What is asked:
Show every line containing "annual" by copying it.

Recorded information:
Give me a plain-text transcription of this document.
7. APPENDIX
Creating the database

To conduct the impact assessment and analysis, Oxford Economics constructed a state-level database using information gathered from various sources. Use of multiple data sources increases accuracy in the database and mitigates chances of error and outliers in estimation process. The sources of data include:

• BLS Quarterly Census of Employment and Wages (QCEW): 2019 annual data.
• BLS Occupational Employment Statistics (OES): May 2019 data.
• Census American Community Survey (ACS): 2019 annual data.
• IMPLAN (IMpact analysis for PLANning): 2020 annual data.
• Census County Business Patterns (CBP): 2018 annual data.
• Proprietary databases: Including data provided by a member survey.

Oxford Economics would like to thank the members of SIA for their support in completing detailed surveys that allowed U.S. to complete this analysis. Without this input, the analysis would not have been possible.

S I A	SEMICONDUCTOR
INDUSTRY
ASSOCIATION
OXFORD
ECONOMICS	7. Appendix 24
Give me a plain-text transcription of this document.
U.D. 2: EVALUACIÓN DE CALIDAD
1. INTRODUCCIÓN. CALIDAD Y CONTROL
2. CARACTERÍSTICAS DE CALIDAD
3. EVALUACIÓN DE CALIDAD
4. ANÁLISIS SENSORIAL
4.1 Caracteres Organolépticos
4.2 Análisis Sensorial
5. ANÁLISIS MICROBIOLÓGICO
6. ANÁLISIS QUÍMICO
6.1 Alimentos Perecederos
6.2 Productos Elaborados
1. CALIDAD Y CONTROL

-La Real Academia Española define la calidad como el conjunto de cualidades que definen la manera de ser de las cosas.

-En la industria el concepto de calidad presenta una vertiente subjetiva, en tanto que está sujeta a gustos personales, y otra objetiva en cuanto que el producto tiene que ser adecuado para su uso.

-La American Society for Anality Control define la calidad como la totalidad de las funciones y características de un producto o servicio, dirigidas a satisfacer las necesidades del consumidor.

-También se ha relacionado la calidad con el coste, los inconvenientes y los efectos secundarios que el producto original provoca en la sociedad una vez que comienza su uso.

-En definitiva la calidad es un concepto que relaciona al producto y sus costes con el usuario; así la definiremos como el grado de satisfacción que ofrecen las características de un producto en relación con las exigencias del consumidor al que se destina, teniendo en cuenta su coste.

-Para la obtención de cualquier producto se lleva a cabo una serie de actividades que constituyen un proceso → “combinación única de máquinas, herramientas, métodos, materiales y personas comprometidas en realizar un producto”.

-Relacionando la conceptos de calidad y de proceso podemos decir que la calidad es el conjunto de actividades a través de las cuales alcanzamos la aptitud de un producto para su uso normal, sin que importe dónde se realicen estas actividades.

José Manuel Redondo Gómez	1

Task response:
• BLS Quarterly Census of Employment and Wages (QCEW): 2019 annual data.
• Census American Community Survey (ACS): 2019 annual data.
• IMPLAN (IMpact analysis for PLANning): 2020 annual data.
• Census County Business Patterns (CBP): 2018 annual data.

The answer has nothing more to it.